• _GOAL OF THE EXERCISE_: Show all lines that include the string "拡張ライセンス"; copy each one.

• _Stored data_:
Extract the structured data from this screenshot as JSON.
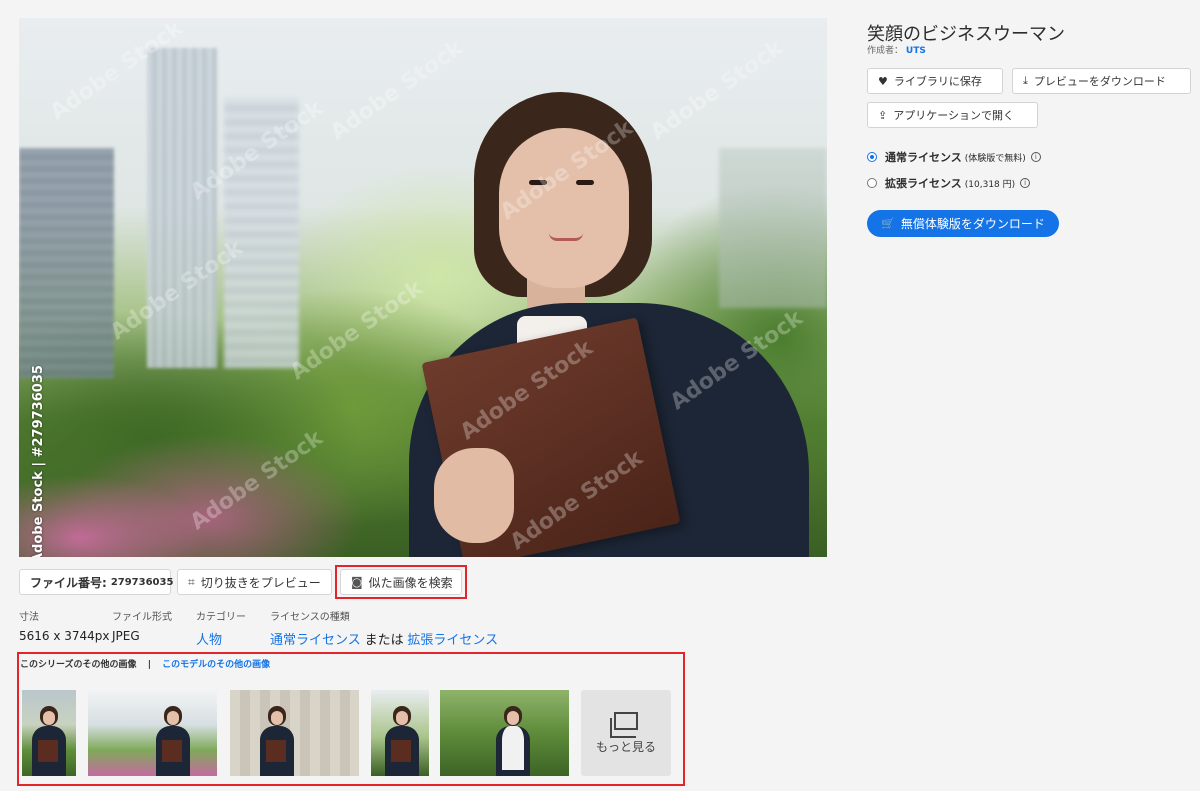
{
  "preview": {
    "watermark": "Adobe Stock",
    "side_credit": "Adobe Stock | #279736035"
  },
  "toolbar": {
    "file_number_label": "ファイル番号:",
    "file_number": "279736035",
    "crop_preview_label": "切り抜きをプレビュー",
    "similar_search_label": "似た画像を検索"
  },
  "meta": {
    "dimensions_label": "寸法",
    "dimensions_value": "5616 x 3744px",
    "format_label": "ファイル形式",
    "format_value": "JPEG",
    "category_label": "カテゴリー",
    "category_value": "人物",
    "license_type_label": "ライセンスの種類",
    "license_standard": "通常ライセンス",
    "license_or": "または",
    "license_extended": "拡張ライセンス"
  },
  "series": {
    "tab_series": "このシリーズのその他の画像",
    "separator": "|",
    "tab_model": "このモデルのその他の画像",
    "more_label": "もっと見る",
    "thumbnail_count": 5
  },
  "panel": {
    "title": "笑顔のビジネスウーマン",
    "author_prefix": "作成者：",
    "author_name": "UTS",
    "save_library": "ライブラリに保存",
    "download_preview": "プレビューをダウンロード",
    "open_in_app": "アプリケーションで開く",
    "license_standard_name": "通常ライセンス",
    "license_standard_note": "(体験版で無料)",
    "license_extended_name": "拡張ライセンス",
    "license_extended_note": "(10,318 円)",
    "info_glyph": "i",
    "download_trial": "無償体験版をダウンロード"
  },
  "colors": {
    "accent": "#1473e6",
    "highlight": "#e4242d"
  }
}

• _SOLUTION TO THIS EXERCISE_:
    "license_extended": "拡張ライセンス"
    "license_extended_name": "拡張ライセンス",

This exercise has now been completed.